Task to carry out
Extract the text of every entry below exactly; leave images out.
====================
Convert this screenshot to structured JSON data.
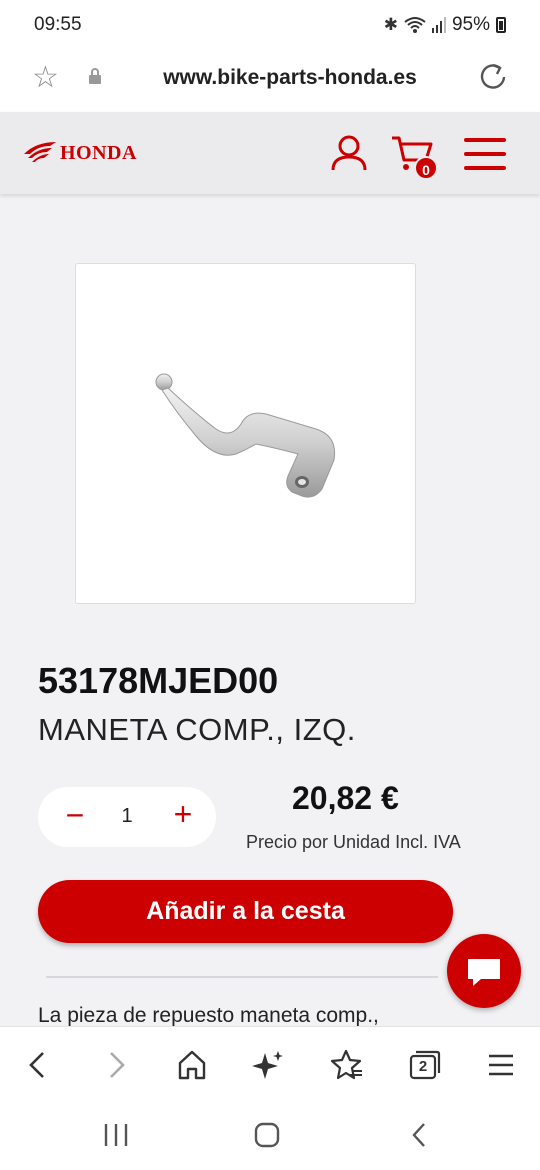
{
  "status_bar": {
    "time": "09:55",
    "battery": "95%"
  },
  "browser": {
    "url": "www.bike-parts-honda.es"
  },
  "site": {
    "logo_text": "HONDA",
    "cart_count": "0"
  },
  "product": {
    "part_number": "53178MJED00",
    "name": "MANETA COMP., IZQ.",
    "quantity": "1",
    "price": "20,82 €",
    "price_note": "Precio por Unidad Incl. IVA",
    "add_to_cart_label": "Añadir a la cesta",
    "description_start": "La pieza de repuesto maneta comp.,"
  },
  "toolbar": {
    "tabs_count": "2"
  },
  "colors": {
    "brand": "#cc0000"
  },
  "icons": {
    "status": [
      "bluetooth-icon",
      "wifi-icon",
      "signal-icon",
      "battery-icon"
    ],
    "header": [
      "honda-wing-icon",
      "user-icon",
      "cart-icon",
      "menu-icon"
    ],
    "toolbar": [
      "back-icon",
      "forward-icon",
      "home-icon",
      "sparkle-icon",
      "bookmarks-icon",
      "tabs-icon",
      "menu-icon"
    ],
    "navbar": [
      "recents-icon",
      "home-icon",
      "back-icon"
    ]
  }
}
====================
Response
Convert this screenshot to structured JSON data.
{
  "status_bar": {
    "time": "09:55",
    "battery": "95%"
  },
  "browser": {
    "url": "www.bike-parts-honda.es"
  },
  "site": {
    "logo_text": "HONDA",
    "cart_count": "0"
  },
  "product": {
    "part_number": "53178MJED00",
    "name": "MANETA COMP., IZQ.",
    "quantity": "1",
    "price": "20,82 €",
    "price_note": "Precio por Unidad Incl. IVA",
    "add_to_cart_label": "Añadir a la cesta",
    "description_start": "La pieza de repuesto maneta comp.,"
  },
  "toolbar": {
    "tabs_count": "2"
  },
  "colors": {
    "brand": "#cc0000"
  },
  "icons": {
    "status": [
      "bluetooth-icon",
      "wifi-icon",
      "signal-icon",
      "battery-icon"
    ],
    "header": [
      "honda-wing-icon",
      "user-icon",
      "cart-icon",
      "menu-icon"
    ],
    "toolbar": [
      "back-icon",
      "forward-icon",
      "home-icon",
      "sparkle-icon",
      "bookmarks-icon",
      "tabs-icon",
      "menu-icon"
    ],
    "navbar": [
      "recents-icon",
      "home-icon",
      "back-icon"
    ]
  }
}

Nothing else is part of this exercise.